→ What the task requires:
Produce a verbatim copy of the entries listed below.
+++ Input for this task
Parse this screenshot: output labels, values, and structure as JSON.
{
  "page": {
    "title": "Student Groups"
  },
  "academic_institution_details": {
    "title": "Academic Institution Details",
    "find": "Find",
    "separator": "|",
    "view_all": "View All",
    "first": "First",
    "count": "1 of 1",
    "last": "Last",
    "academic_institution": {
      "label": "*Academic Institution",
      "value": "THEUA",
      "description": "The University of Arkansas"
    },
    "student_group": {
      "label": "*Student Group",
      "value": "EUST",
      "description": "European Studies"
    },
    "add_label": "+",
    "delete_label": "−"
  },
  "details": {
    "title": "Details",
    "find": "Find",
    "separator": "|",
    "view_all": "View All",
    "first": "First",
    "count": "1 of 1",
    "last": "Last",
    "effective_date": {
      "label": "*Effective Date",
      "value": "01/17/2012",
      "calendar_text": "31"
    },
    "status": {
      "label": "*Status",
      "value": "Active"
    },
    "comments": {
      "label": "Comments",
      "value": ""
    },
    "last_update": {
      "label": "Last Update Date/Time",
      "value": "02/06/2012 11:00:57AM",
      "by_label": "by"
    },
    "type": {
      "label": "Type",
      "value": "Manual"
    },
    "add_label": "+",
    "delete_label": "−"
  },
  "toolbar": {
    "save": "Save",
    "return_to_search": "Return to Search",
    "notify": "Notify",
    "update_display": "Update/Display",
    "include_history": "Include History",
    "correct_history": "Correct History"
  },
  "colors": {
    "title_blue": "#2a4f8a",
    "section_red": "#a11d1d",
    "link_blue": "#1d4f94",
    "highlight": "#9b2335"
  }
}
++++++
→ Reply:
Parse this screenshot: output labels, values, and structure as JSON.
{
  "page": {
    "title": "Student Groups"
  },
  "academic_institution_details": {
    "title": "Academic Institution Details",
    "find": "Find",
    "separator": "|",
    "view_all": "View All",
    "first": "First",
    "count": "1 of 1",
    "last": "Last",
    "academic_institution": {
      "label": "*Academic Institution",
      "value": "THEUA",
      "description": "The University of Arkansas"
    },
    "student_group": {
      "label": "*Student Group",
      "value": "EUST",
      "description": "European Studies"
    },
    "add_label": "+",
    "delete_label": "−"
  },
  "details": {
    "title": "Details",
    "find": "Find",
    "separator": "|",
    "view_all": "View All",
    "first": "First",
    "count": "1 of 1",
    "last": "Last",
    "effective_date": {
      "label": "*Effective Date",
      "value": "01/17/2012",
      "calendar_text": "31"
    },
    "status": {
      "label": "*Status",
      "value": "Active"
    },
    "comments": {
      "label": "Comments",
      "value": ""
    },
    "last_update": {
      "label": "Last Update Date/Time",
      "value": "02/06/2012 11:00:57AM",
      "by_label": "by"
    },
    "type": {
      "label": "Type",
      "value": "Manual"
    },
    "add_label": "+",
    "delete_label": "−"
  },
  "toolbar": {
    "save": "Save",
    "return_to_search": "Return to Search",
    "notify": "Notify",
    "update_display": "Update/Display",
    "include_history": "Include History",
    "correct_history": "Correct History"
  },
  "colors": {
    "title_blue": "#2a4f8a",
    "section_red": "#a11d1d",
    "link_blue": "#1d4f94",
    "highlight": "#9b2335"
  }
}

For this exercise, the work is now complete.